==== SUPPLIED MATERIAL

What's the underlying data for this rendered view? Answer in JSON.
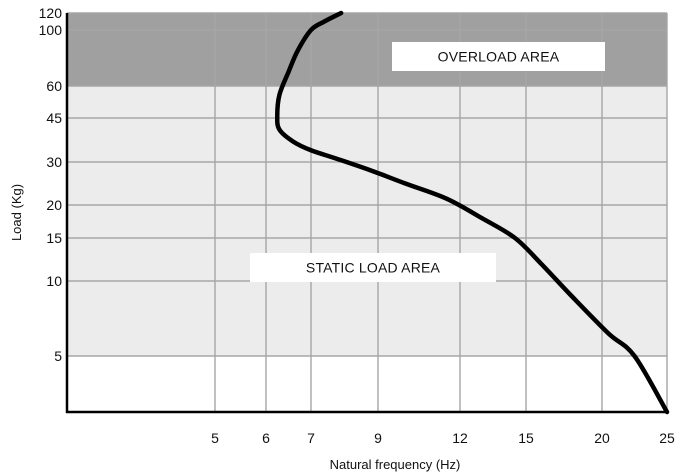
{
  "chart_data": {
    "type": "line",
    "title": "",
    "xlabel": "Natural frequency (Hz)",
    "ylabel": "Load (Kg)",
    "x_ticks": [
      5,
      6,
      7,
      9,
      12,
      15,
      20,
      25
    ],
    "y_ticks": [
      5,
      10,
      15,
      20,
      30,
      45,
      60,
      100,
      120
    ],
    "grid": true,
    "regions": [
      {
        "label": "OVERLOAD AREA",
        "y_from": 60,
        "y_to": 120,
        "color": "#a0a0a0"
      },
      {
        "label": "STATIC LOAD AREA",
        "y_from": 5,
        "y_to": 60,
        "color": "#ececec"
      }
    ],
    "series": [
      {
        "x": [
          7.9,
          7.4,
          7.0,
          6.7,
          6.5,
          6.3,
          6.25,
          6.3,
          6.6,
          7.0,
          7.8,
          8.8,
          10.0,
          11.5,
          13.0,
          14.5,
          16.0,
          18.0,
          20.5,
          22.5,
          25.0
        ],
        "y": [
          120,
          110,
          100,
          85,
          70,
          56,
          46,
          41,
          37,
          34,
          31,
          28,
          25,
          21.5,
          18,
          15,
          12,
          9,
          6.5,
          5,
          3.5
        ]
      }
    ],
    "colors": {
      "overload_fill": "#a0a0a0",
      "static_fill": "#ececec",
      "grid": "#a6a6a6",
      "curve": "#000000",
      "axis": "#000000",
      "label_box": "#ffffff"
    }
  }
}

========

### WHAT YOU NEED TO DO
Which lines include the word "AREA"? List them all.

### WRITTEN SOLUTION
        "label": "OVERLOAD AREA",
        "label": "STATIC LOAD AREA",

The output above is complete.